[START OF The data]
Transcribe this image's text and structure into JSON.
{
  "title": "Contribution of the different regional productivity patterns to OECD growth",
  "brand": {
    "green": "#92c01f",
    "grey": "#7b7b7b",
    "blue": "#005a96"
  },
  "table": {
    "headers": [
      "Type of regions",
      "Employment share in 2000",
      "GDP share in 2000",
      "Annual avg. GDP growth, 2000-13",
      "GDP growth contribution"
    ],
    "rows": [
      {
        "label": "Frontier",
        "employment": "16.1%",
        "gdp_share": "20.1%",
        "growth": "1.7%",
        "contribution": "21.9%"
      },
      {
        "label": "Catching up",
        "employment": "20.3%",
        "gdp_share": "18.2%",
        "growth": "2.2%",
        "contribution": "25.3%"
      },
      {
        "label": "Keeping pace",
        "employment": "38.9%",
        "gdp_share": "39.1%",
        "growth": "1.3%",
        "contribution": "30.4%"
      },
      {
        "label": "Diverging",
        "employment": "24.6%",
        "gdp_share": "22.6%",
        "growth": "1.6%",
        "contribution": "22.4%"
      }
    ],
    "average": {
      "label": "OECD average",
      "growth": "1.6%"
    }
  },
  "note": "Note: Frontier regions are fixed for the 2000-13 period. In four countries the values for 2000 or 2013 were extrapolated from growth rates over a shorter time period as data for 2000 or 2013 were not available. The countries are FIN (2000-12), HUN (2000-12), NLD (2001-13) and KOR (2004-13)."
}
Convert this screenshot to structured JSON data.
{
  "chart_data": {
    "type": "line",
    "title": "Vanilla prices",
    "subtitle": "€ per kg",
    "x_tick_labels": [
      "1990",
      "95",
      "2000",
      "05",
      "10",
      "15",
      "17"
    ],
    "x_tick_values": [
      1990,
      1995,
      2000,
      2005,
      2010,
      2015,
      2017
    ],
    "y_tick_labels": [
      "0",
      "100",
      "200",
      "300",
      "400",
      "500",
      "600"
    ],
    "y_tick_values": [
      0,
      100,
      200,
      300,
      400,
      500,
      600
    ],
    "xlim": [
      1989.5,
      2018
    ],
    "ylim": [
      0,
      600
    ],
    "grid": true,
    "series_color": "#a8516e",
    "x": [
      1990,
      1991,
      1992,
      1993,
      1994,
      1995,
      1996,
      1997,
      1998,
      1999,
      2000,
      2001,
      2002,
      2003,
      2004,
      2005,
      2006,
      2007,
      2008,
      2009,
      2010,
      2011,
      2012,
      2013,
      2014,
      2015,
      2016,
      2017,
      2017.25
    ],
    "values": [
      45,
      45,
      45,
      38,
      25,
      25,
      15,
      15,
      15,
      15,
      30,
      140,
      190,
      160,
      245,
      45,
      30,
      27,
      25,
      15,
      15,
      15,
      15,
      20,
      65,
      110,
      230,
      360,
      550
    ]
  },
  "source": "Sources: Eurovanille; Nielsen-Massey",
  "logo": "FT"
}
[END OF The data]
Without omitting anything, output the entries exactly.

> Finished exercise:
Transcribe this image's text and structure into JSON.
{
  "title": "Contribution of the different regional productivity patterns to OECD growth",
  "brand": {
    "green": "#92c01f",
    "grey": "#7b7b7b",
    "blue": "#005a96"
  },
  "table": {
    "headers": [
      "Type of regions",
      "Employment share in 2000",
      "GDP share in 2000",
      "Annual avg. GDP growth, 2000-13",
      "GDP growth contribution"
    ],
    "rows": [
      {
        "label": "Frontier",
        "employment": "16.1%",
        "gdp_share": "20.1%",
        "growth": "1.7%",
        "contribution": "21.9%"
      },
      {
        "label": "Catching up",
        "employment": "20.3%",
        "gdp_share": "18.2%",
        "growth": "2.2%",
        "contribution": "25.3%"
      },
      {
        "label": "Keeping pace",
        "employment": "38.9%",
        "gdp_share": "39.1%",
        "growth": "1.3%",
        "contribution": "30.4%"
      },
      {
        "label": "Diverging",
        "employment": "24.6%",
        "gdp_share": "22.6%",
        "growth": "1.6%",
        "contribution": "22.4%"
      }
    ],
    "average": {
      "label": "OECD average",
      "growth": "1.6%"
    }
  },
  "note": "Note: Frontier regions are fixed for the 2000-13 period. In four countries the values for 2000 or 2013 were extrapolated from growth rates over a shorter time period as data for 2000 or 2013 were not available. The countries are FIN (2000-12), HUN (2000-12), NLD (2001-13) and KOR (2004-13)."
}
Convert this screenshot to structured JSON data.
{
  "chart_data": {
    "type": "line",
    "title": "Vanilla prices",
    "subtitle": "€ per kg",
    "x_tick_labels": [
      "1990",
      "95",
      "2000",
      "05",
      "10",
      "15",
      "17"
    ],
    "x_tick_values": [
      1990,
      1995,
      2000,
      2005,
      2010,
      2015,
      2017
    ],
    "y_tick_labels": [
      "0",
      "100",
      "200",
      "300",
      "400",
      "500",
      "600"
    ],
    "y_tick_values": [
      0,
      100,
      200,
      300,
      400,
      500,
      600
    ],
    "xlim": [
      1989.5,
      2018
    ],
    "ylim": [
      0,
      600
    ],
    "grid": true,
    "series_color": "#a8516e",
    "x": [
      1990,
      1991,
      1992,
      1993,
      1994,
      1995,
      1996,
      1997,
      1998,
      1999,
      2000,
      2001,
      2002,
      2003,
      2004,
      2005,
      2006,
      2007,
      2008,
      2009,
      2010,
      2011,
      2012,
      2013,
      2014,
      2015,
      2016,
      2017,
      2017.25
    ],
    "values": [
      45,
      45,
      45,
      38,
      25,
      25,
      15,
      15,
      15,
      15,
      30,
      140,
      190,
      160,
      245,
      45,
      30,
      27,
      25,
      15,
      15,
      15,
      15,
      20,
      65,
      110,
      230,
      360,
      550
    ]
  },
  "source": "Sources: Eurovanille; Nielsen-Massey",
  "logo": "FT"
}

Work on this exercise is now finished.